- _What is being asked_:
Identify all lines of the data containing the string "coef" and copy them.

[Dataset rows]
□ □ □ □

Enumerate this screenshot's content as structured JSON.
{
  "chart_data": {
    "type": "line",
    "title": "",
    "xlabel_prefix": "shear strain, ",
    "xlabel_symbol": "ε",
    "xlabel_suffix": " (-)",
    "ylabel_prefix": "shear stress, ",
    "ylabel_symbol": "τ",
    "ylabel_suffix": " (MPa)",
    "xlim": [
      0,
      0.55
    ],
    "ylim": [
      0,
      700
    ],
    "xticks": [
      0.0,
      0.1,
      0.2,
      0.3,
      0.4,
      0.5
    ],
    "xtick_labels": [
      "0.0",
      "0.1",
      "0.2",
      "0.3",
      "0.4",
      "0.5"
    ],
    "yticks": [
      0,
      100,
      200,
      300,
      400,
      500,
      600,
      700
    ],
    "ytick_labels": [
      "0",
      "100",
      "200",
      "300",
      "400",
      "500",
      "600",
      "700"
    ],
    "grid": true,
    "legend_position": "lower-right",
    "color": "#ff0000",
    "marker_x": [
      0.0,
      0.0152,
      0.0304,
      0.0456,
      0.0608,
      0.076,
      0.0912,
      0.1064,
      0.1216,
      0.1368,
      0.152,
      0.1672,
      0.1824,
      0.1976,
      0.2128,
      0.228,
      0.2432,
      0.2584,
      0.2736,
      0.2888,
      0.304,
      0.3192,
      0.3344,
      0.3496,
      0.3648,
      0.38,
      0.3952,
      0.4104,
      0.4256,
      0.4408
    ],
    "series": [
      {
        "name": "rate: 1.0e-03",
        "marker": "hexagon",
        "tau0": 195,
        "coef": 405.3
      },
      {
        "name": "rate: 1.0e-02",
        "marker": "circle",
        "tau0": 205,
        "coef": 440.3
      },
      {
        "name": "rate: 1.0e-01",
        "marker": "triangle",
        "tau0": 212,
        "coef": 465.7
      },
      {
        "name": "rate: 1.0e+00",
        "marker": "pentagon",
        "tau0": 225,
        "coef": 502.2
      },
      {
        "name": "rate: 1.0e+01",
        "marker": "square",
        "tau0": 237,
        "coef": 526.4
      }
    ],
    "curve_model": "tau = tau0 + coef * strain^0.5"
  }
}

□ □ □ □

- _Solution to this exercise_:
        "coef": 405.3
        "coef": 440.3
        "coef": 465.7
        "coef": 502.2
        "coef": 526.4
    "curve_model": "tau = tau0 + coef * strain^0.5"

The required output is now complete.